Exercice: Poursuivez la rédaction de l'article sur le concert parisien de U2 à partir de sa dernière phrase.

Texte fourni:

───

Le chanteur Bono à Paris le 8 septembre. / ZAKARIA ABDELKAFI / AFP

Un an après avoir fait étape au Stade de France, lors d’une tournée où U2 revisitait l’intégralité de leur album, The Joshua Tree (1987), à l’occasion du trentième anniversaire de ce « best seller » consacré alors à leur vision d’une Amérique réelle et fantasmée, les Irlandais replongent dans leur actualité discographique et l’urgence de notre époque. En écho à Songs of Experience, second chapitre (paru en décembre 2017) d’un diptyque d’albums aux titres inspirés par un recueil du poète anglais William Blake, Songs of Innocence and Experience, la bande à Bono a repris la route avec un Experience + Innocence Tour, passant par Paris, dans l’arène de l’AccorHotels, les 8, 9, 12 et 13 septembre.

En 2015, le groupe avait déjà mis en scène à Bercy le premier volume de ce projet, Songs of Innocence, dans le cadre d’une tournée Innocence + Experience. Après deux premiers concerts, les 11 et 12 novembre, ceux du 14 et du 15 avaient été annulés à la suite des attentats parisiens du 13 novembre. Après avoir reprogrammé ces spectacles, les 6 et 7 décembre, U2 avait invité, lors du second, le groupe Eagles of Death Metal, qui remontait ainsi sur scène moins d’un mois après s’être produit au Bataclan, le jour des attaques terroristes.

Public à 360°

L’actualité n’a pas laissé depuis beaucoup de répit au monde et à la conscience de Bono. Pour raconter la suite de leur histoire et délivrer leurs nouveaux messages, les Dublinois reprennent, à peu de choses près, le même outil scénographique qu’en 2015. Entouré à 360° par le public, le dispositif scénique se décompose en un grand plateau, prolongé d’une longue promenade, terminée par une petite scène circulaire et surplombée par une sorte de longue cage – baptisée la « Barricage » – dont la trompeuse transparence dissimule sur ses quatre faces un écran LED haute résolution.

Ce sont les panneaux de cette cage qui diffusent les images introductives d’un concert placé sous le signe d’une Europe en proie avec de vieux démons. Des vidéos d’archives présentent ainsi les ruines de villes européennes à la fin de la seconde guerre mondiale. Par dessus ces films, résonnent un extrait du discours final du film visionnaire de Charlie Chaplin, Le Dictateur (1940), quand le sosie d’Hitler, joué par Charlot, exhorte à la tolérance et à la paix. Avant que U2 n’attaque son show avec The Blackout, rock anxiogène tiré de son dernier opus, chantant une démocratie menacée par les ténèbres.

───

Données disponibles:
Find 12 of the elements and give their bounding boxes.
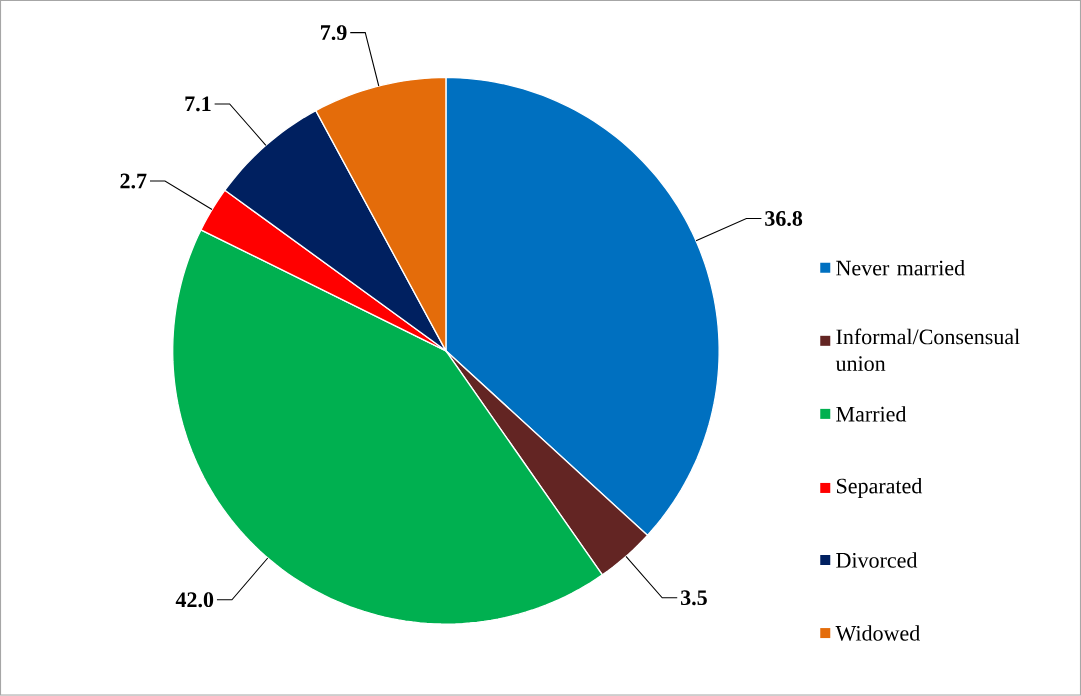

───

Réponse:
Cette métaphore de l’extinction des feux se prolonge dans Lights of Home, en référence cette fois à un accident de vélo dont fut victime le chanteur, passé à deux doigts du trépas. Comme dans leurs deux derniers disques, les Irlandais entremêlent ainsi dans un concert très scénarisé, histoires intimes et enjeux internationaux, contant un parcours – de l’innocence à l’expérience – qui se veut aussi celui d’une prise de conscience.

Années adolescentes

Titres de leur premier album, Boy (1980), le galvanisant I Will Follow et l’atmosphérique The Ocean – rarement joué sur scène – replongent dans la jeunesse du groupe, comme le faisait l’album Songs of Innocence, en souvenir de leurs années d’adolescence.

Tiré de ce dernier, Iris (Hold Me Close) évoque la mère de Bono, morte quand il avait 14 ans (« En me quittant, elle a fait de moi un artiste »), quand Cedarwood Road rappelle le chemin initiatique des jeunes Dublinois. A l’intérieur de la « Barricage », le chanteur semble alors déambuler dans sa rue natale par la grâce d’une projection et d’un fascinant effet de transparence. L’Irlande de l’époque est aussi celle des attentats qui inspirèrent au groupe, l’une de ses premières chansons politiques, Sunday Bloody Sunday.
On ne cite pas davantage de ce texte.